⟨

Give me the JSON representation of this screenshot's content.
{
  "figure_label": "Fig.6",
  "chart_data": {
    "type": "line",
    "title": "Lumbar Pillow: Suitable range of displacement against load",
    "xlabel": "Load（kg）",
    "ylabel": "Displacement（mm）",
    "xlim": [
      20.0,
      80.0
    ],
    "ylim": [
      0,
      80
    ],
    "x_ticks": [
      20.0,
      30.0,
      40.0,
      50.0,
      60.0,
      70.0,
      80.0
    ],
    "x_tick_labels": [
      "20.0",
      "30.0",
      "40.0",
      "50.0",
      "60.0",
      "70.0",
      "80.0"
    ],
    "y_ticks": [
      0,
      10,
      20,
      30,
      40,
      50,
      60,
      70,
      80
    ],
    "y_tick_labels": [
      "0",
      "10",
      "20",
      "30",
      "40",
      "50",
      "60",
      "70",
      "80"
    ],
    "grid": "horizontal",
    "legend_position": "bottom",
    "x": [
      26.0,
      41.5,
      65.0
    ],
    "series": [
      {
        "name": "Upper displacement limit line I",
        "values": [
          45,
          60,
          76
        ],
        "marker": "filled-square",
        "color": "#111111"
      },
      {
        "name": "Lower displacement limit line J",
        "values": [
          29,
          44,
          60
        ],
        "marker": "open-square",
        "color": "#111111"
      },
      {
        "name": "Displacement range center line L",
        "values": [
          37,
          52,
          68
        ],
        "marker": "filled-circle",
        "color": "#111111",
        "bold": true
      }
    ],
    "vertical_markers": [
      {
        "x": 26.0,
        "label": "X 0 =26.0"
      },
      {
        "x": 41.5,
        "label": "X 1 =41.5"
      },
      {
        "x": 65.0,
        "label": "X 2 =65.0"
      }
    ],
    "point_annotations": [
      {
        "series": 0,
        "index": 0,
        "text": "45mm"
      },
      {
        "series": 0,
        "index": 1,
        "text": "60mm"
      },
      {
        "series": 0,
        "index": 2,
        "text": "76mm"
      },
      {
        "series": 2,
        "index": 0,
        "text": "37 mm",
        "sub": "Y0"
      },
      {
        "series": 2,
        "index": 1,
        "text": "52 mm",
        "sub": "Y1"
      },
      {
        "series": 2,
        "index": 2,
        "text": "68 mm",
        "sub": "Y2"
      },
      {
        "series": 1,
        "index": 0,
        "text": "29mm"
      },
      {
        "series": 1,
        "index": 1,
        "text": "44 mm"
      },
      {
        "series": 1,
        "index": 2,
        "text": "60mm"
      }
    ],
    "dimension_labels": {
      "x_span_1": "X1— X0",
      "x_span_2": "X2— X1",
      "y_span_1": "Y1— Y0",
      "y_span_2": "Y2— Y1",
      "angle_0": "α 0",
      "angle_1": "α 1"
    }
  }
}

⟩
⟨

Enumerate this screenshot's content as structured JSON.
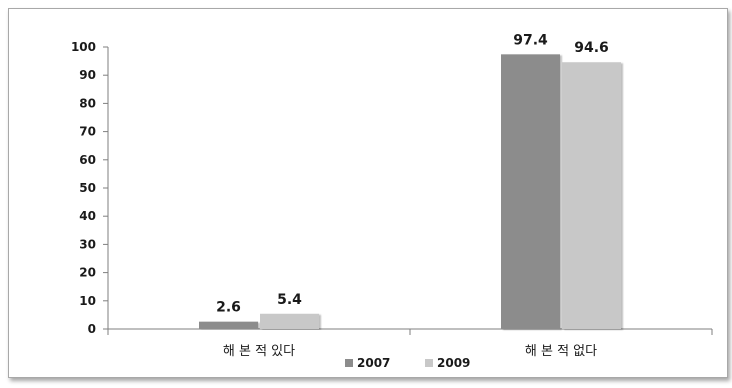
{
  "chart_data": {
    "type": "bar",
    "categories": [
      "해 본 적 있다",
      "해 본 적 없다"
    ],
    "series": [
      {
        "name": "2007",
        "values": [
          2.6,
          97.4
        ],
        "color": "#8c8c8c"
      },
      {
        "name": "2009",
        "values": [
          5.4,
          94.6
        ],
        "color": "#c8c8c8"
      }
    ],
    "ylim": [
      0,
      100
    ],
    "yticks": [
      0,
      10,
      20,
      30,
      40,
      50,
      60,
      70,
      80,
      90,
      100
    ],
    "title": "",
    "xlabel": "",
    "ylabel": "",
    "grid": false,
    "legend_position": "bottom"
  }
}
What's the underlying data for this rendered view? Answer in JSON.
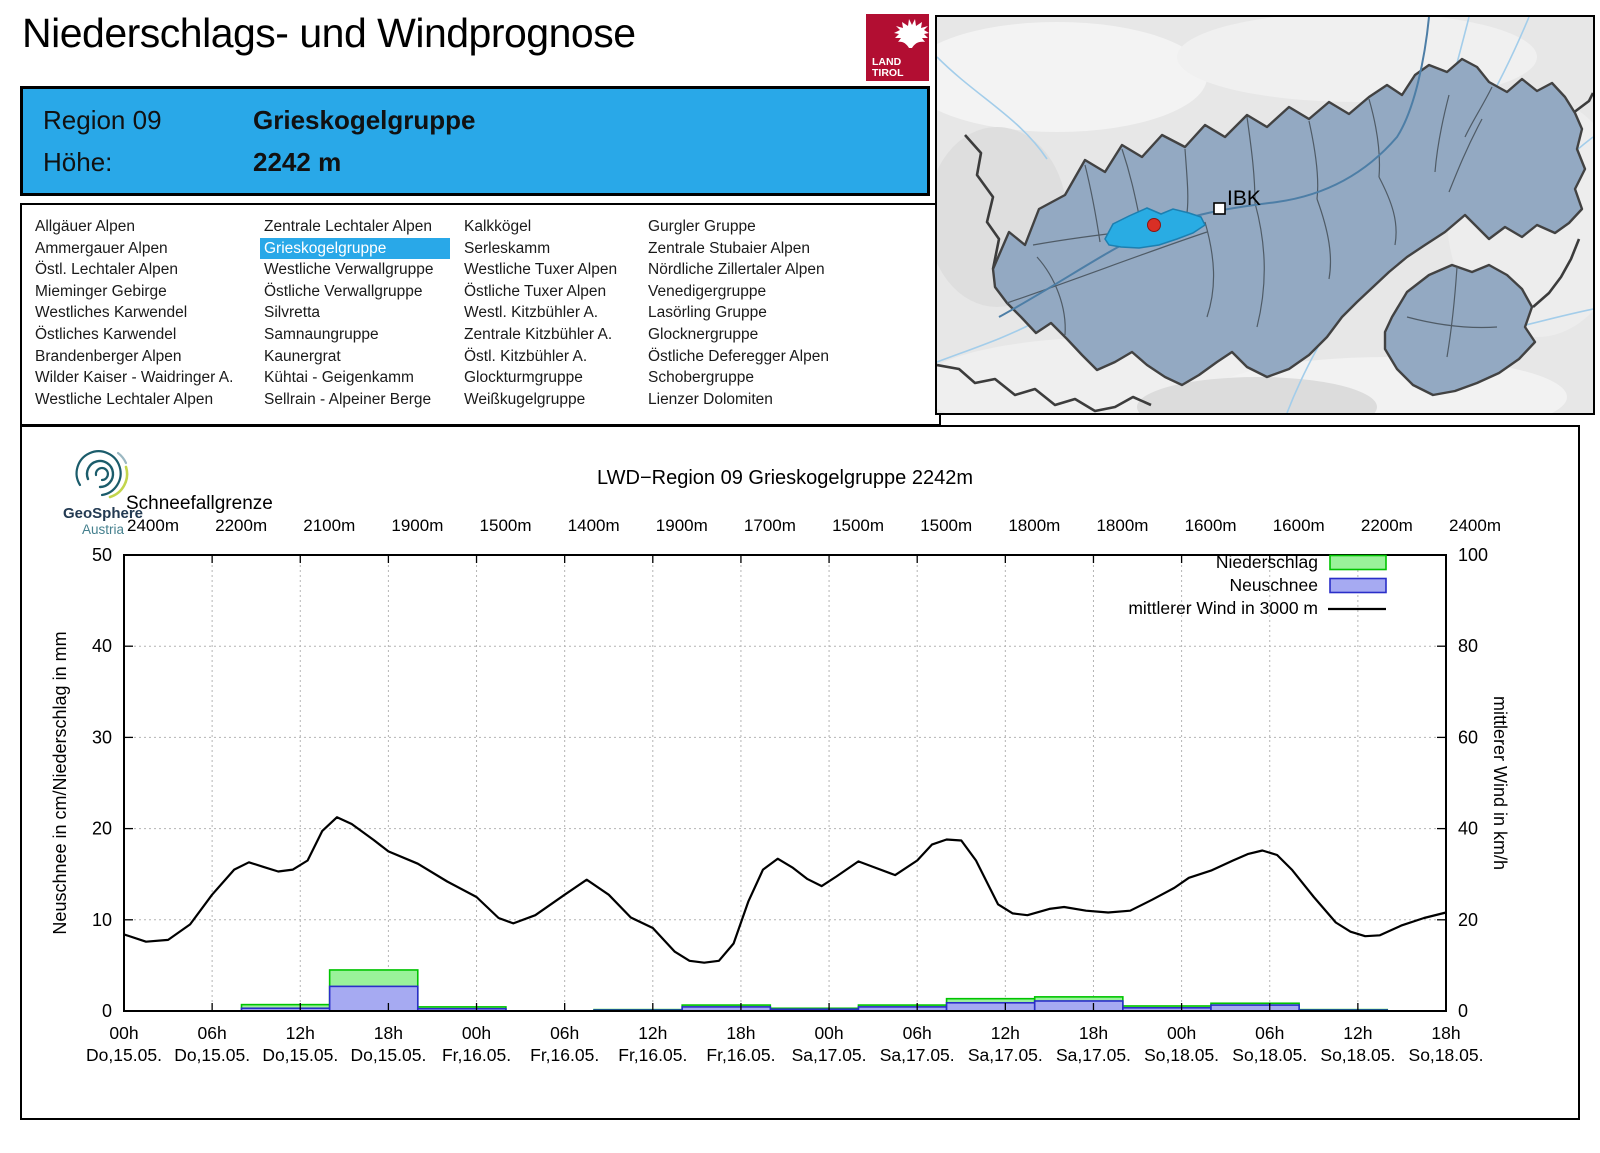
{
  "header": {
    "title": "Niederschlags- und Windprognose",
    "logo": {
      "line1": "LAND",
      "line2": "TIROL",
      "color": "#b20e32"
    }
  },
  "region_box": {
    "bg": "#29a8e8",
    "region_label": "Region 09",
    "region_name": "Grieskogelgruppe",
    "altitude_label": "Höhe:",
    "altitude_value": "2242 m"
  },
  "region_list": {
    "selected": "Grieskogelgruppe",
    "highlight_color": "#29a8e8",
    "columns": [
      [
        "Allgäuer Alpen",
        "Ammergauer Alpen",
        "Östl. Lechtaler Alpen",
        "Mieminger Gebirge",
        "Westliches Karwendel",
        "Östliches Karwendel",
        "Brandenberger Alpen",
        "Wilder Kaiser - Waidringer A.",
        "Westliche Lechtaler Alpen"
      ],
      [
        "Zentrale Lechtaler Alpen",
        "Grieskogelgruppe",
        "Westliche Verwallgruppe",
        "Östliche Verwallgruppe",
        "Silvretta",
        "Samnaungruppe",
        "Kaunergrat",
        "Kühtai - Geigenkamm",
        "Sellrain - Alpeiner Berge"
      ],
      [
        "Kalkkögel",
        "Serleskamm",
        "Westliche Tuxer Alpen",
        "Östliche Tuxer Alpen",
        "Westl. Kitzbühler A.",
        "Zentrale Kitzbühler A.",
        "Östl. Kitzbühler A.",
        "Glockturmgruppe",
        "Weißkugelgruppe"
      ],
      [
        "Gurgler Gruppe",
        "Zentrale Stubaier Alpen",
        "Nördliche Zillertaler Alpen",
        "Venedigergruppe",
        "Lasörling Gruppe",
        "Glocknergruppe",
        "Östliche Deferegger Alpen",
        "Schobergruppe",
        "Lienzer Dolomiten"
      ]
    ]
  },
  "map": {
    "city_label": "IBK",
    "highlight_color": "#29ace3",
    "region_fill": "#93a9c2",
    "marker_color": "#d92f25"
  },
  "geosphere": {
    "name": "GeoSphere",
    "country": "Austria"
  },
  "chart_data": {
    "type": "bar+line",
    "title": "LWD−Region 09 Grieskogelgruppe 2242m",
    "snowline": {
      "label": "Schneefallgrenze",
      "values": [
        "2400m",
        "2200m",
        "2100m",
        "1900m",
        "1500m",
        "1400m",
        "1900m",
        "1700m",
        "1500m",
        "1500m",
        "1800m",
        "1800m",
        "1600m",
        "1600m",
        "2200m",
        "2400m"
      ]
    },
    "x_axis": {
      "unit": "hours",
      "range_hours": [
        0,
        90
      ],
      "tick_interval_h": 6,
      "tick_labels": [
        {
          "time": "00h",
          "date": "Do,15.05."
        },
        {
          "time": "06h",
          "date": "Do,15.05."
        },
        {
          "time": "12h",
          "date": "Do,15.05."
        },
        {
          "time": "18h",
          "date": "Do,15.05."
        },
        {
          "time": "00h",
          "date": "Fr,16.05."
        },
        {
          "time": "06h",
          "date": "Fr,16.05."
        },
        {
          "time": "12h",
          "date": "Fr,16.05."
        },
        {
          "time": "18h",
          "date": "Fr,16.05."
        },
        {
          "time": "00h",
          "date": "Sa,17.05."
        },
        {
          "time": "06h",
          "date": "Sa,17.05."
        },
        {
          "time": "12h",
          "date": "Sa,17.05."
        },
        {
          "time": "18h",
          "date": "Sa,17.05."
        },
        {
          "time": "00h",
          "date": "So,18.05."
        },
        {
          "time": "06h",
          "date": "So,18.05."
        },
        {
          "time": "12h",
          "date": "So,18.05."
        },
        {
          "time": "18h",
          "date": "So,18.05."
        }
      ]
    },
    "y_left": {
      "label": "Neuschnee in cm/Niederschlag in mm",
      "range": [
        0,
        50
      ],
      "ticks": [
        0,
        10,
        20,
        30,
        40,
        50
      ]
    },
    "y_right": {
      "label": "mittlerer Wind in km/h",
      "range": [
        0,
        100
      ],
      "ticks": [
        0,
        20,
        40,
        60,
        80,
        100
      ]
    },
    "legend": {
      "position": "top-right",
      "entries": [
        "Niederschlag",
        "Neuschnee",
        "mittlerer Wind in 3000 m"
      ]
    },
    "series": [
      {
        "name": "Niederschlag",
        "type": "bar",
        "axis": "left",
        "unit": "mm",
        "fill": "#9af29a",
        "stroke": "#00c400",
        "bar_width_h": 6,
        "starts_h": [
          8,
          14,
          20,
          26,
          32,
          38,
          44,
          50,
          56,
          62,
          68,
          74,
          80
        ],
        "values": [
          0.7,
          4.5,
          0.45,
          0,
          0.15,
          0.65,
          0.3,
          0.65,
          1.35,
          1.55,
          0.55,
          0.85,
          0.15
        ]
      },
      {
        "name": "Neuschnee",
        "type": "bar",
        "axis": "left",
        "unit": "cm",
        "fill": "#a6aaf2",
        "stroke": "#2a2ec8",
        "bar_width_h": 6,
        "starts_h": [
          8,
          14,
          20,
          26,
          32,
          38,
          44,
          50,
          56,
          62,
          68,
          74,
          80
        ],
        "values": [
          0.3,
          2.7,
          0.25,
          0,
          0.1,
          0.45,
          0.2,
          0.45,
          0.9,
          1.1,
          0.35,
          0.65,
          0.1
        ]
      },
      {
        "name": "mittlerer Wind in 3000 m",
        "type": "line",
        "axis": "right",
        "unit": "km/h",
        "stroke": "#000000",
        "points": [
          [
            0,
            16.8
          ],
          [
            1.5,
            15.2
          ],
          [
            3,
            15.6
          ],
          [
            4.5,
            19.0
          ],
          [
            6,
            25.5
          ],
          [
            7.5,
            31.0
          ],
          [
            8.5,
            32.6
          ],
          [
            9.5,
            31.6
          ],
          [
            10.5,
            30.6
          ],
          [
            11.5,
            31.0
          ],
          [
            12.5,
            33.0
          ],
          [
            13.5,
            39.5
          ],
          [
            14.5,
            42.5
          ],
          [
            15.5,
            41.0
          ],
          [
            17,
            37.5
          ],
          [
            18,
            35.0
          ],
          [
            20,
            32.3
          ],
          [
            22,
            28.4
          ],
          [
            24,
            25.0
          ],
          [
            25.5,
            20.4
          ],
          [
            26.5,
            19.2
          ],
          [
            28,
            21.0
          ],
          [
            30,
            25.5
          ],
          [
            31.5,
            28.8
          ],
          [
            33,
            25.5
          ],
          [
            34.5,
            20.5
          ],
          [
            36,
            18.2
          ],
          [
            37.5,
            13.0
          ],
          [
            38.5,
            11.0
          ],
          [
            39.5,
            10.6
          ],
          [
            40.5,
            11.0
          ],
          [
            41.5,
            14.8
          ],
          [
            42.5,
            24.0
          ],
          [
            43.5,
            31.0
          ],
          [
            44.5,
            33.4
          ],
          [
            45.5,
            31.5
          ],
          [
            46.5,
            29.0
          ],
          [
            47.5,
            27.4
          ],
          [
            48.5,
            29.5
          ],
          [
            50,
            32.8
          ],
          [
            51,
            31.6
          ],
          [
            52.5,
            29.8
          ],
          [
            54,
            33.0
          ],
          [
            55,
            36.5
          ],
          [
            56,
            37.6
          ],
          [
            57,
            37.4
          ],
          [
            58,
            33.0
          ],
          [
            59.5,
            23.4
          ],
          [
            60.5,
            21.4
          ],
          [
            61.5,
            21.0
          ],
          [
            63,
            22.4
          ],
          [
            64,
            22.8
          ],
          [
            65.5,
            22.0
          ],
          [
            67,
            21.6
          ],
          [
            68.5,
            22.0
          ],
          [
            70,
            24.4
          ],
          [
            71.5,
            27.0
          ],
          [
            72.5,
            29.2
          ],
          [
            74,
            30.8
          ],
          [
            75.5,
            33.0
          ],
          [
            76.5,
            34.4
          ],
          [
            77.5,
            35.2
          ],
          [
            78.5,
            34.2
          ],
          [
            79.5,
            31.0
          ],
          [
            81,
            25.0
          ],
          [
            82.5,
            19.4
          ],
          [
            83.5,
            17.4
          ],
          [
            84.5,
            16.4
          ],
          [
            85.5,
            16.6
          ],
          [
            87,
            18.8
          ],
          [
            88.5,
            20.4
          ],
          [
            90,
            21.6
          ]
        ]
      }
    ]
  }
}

⟩

◆ Problem requirements ◆
Isolate the lines above that contain the word "Zentrale" and copy them.

◆ Response ◆
        "Zentrale Lechtaler Alpen",
        "Zentrale Kitzbühler A.",
        "Zentrale Stubaier Alpen",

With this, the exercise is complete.